» WORK REQUIRED: Check each line below for the word "городскому" and give the number of lines that have it, nothing more.

» WORKING DATA:
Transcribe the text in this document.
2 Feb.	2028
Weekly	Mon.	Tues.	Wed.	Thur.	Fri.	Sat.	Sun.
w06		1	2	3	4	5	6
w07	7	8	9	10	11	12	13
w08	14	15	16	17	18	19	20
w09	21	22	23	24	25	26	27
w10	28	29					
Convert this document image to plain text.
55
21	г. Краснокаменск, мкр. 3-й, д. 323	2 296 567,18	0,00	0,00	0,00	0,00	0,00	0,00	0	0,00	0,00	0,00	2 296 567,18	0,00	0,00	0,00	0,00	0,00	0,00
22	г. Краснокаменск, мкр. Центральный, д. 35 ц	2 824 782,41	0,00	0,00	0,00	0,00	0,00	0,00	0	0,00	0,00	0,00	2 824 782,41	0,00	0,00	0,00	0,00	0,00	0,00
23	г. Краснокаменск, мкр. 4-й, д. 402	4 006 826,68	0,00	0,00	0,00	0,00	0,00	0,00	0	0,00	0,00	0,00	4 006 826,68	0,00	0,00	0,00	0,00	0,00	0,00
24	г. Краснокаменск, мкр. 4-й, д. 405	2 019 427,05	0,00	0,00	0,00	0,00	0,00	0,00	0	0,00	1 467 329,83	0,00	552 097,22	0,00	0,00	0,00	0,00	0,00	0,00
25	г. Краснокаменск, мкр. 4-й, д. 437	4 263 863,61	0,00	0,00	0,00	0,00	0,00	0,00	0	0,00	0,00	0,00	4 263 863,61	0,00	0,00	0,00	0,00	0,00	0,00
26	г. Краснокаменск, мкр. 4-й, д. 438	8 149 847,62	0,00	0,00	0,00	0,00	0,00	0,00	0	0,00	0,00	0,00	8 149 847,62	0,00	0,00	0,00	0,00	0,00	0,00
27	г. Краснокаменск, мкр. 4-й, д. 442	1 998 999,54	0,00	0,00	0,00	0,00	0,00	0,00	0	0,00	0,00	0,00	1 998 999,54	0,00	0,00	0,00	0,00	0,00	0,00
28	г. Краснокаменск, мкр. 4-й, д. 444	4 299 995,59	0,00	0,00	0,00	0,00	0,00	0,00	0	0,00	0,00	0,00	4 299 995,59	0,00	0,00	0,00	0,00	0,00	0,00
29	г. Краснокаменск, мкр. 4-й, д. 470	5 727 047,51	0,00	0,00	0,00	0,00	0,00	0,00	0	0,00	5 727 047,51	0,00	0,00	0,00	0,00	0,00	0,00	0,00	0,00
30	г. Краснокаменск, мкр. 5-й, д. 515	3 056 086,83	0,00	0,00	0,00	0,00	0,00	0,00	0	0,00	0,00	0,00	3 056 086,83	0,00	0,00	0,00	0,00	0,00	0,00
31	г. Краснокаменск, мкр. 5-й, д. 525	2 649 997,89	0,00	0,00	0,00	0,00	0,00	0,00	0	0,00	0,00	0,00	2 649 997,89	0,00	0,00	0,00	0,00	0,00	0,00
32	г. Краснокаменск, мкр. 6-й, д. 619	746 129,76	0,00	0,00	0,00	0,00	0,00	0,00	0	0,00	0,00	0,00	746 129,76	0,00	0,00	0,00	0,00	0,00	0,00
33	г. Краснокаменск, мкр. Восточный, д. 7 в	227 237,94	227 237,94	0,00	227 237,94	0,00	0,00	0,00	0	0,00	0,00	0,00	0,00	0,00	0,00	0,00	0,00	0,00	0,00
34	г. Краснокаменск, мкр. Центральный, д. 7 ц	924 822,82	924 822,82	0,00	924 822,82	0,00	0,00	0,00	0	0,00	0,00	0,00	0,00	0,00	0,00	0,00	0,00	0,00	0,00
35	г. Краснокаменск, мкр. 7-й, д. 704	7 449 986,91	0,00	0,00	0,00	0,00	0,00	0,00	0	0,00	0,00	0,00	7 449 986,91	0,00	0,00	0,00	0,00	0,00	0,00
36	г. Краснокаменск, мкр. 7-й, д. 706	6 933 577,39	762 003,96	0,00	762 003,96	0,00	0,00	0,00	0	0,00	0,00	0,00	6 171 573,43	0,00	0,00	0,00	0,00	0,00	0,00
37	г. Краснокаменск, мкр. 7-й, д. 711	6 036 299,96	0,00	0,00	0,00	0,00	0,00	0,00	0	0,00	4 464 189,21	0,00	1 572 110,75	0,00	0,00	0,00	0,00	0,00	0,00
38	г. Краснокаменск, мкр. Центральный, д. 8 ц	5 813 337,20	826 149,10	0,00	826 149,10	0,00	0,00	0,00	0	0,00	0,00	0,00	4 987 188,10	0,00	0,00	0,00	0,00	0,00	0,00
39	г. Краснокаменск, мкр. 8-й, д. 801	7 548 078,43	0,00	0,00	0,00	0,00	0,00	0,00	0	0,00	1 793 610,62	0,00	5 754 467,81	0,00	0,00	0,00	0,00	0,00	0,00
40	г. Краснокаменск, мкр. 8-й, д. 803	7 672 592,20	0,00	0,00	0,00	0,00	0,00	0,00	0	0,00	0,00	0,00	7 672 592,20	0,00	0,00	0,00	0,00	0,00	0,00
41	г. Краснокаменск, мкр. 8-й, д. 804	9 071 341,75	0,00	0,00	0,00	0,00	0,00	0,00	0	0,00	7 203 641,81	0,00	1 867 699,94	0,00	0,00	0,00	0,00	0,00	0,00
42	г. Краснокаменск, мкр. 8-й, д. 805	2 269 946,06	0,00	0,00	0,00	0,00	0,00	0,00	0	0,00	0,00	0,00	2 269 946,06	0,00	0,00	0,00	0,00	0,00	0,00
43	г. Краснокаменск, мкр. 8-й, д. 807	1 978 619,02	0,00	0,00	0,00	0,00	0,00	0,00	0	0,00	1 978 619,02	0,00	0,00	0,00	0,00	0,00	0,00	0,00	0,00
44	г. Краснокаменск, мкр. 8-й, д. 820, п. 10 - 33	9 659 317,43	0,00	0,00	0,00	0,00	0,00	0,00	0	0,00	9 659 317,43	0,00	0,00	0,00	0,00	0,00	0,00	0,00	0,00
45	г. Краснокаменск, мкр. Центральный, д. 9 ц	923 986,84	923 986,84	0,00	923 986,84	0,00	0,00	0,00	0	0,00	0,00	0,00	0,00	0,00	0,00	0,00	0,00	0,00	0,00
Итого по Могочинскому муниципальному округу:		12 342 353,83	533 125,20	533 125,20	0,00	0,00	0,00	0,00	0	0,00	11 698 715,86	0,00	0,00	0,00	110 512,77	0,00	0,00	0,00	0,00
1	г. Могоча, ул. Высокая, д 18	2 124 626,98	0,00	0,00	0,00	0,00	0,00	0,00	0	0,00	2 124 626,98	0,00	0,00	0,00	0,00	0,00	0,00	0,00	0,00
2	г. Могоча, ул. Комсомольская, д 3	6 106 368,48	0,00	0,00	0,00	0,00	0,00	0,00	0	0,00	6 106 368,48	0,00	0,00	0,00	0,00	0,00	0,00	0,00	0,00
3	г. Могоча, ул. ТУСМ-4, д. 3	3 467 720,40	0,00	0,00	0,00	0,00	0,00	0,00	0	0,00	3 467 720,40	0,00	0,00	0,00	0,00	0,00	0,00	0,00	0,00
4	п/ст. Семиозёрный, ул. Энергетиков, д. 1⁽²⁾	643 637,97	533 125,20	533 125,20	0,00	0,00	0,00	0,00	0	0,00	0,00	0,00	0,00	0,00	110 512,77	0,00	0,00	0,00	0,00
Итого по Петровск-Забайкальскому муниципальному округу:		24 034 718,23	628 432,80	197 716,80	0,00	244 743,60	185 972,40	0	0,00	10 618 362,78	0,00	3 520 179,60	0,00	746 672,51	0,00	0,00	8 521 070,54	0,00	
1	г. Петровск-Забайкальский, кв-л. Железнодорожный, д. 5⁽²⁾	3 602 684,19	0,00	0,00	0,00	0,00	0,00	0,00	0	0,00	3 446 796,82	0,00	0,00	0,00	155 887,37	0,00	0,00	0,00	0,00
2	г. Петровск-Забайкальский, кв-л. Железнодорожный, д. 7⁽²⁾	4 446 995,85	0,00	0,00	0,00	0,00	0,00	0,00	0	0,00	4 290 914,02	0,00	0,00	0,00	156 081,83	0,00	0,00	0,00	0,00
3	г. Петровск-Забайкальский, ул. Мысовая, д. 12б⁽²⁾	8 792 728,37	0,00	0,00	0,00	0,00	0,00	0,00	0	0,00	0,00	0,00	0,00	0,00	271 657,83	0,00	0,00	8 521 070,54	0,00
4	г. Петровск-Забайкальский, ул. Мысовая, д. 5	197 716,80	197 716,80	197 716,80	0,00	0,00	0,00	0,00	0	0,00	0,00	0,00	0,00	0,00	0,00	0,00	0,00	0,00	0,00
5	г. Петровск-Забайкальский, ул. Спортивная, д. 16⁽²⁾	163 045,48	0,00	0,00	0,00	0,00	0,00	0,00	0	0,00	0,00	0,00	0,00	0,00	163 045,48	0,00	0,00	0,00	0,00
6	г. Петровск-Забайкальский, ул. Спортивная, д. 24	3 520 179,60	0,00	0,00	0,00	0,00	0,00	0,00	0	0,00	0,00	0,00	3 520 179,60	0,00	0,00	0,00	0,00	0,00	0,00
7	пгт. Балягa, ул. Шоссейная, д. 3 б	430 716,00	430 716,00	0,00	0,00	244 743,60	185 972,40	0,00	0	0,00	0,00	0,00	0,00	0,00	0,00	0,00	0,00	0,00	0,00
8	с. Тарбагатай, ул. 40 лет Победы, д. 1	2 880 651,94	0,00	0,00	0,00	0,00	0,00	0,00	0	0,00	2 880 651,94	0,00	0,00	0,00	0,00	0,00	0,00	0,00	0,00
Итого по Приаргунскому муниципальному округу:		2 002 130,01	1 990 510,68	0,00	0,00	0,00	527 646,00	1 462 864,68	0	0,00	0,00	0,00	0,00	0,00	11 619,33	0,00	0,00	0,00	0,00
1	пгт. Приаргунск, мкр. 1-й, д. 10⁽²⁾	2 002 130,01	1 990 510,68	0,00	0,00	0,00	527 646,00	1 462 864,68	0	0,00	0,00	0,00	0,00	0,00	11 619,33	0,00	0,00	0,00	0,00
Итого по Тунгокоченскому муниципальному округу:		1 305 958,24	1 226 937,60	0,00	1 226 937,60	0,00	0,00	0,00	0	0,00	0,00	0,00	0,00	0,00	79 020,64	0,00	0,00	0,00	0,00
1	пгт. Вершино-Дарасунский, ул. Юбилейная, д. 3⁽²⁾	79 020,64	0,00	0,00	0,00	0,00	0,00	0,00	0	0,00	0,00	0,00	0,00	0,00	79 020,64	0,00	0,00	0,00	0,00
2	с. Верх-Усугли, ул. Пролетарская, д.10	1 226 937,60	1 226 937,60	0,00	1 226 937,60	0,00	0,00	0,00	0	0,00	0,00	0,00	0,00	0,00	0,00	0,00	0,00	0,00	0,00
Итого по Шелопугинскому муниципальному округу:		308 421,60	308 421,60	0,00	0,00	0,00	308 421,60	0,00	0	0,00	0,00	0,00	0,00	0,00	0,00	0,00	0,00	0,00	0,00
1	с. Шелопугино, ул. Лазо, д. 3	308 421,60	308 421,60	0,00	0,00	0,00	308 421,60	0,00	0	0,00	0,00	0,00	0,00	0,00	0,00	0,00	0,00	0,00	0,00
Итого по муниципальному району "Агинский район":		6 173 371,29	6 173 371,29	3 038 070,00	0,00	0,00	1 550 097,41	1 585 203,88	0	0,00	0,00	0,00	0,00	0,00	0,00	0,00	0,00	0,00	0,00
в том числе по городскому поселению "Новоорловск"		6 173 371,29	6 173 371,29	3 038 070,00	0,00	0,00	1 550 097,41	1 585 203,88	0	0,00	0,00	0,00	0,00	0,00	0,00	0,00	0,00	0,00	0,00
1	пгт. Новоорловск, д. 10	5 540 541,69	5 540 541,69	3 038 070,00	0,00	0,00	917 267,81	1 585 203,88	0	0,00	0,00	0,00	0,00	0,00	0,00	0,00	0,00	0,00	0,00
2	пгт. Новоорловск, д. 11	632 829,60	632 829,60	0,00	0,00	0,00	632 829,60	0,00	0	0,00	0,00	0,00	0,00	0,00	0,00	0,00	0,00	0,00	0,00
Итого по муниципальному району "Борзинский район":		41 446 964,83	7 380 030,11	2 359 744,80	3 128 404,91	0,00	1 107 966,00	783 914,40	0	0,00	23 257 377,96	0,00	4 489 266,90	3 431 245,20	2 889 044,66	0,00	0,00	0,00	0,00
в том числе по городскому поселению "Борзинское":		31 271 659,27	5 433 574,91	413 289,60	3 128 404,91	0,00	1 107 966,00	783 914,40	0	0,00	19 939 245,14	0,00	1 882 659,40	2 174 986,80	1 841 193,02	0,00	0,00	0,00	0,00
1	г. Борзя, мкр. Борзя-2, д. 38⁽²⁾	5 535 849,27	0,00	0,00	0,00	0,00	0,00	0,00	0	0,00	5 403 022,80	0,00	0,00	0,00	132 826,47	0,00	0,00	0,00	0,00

» RESPONSE BELOW: 2